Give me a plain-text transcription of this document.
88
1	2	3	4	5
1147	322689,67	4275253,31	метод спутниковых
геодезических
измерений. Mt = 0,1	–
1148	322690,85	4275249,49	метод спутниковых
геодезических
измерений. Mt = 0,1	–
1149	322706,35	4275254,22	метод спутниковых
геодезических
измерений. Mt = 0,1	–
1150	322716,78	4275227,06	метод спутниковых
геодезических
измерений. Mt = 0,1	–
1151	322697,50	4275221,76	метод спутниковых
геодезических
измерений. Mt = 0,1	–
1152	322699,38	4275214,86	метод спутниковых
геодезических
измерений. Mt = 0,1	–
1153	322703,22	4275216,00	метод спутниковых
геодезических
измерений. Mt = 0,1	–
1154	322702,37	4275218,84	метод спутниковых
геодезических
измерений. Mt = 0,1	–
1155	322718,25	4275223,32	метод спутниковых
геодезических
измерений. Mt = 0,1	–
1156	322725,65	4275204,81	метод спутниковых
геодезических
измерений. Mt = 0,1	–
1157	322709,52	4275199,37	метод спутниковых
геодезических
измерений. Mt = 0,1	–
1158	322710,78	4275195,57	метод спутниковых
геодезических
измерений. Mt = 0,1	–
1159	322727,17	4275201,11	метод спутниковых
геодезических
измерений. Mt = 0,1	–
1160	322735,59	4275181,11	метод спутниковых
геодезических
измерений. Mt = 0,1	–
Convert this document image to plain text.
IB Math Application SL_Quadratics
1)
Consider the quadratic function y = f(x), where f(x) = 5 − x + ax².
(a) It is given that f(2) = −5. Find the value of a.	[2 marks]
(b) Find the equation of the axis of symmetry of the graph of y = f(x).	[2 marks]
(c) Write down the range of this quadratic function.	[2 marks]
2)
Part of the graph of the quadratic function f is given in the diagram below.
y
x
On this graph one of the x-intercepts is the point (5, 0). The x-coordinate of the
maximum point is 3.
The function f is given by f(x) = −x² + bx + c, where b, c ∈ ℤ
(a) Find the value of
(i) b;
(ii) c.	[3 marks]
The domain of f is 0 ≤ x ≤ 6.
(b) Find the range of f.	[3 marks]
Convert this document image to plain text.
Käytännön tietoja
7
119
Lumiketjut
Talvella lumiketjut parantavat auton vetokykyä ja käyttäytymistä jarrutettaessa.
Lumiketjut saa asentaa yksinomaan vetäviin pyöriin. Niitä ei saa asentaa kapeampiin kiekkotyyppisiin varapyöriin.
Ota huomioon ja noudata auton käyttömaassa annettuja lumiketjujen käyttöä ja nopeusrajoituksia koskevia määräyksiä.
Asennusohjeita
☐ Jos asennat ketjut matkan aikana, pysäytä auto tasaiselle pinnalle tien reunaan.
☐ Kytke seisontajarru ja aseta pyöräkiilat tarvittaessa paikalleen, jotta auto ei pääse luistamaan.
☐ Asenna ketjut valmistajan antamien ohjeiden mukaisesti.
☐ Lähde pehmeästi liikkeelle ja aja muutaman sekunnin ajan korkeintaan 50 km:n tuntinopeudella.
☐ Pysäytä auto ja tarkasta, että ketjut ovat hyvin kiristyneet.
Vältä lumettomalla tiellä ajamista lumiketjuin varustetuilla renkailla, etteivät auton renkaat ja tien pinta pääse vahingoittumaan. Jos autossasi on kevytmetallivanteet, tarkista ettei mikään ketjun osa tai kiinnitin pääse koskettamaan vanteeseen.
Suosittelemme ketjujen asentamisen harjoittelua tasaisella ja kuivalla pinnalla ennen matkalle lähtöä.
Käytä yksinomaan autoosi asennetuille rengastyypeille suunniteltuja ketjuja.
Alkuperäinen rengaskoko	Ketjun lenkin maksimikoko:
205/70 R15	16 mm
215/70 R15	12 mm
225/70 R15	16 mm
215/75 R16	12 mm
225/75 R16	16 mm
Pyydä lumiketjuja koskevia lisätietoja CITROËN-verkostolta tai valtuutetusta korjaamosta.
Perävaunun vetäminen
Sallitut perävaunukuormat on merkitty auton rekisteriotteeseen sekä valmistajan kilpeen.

==========

> THE TASK:
Tell how many lines contain the word "yksinomaan", using only the number.

> WRITTEN ANSWER:
2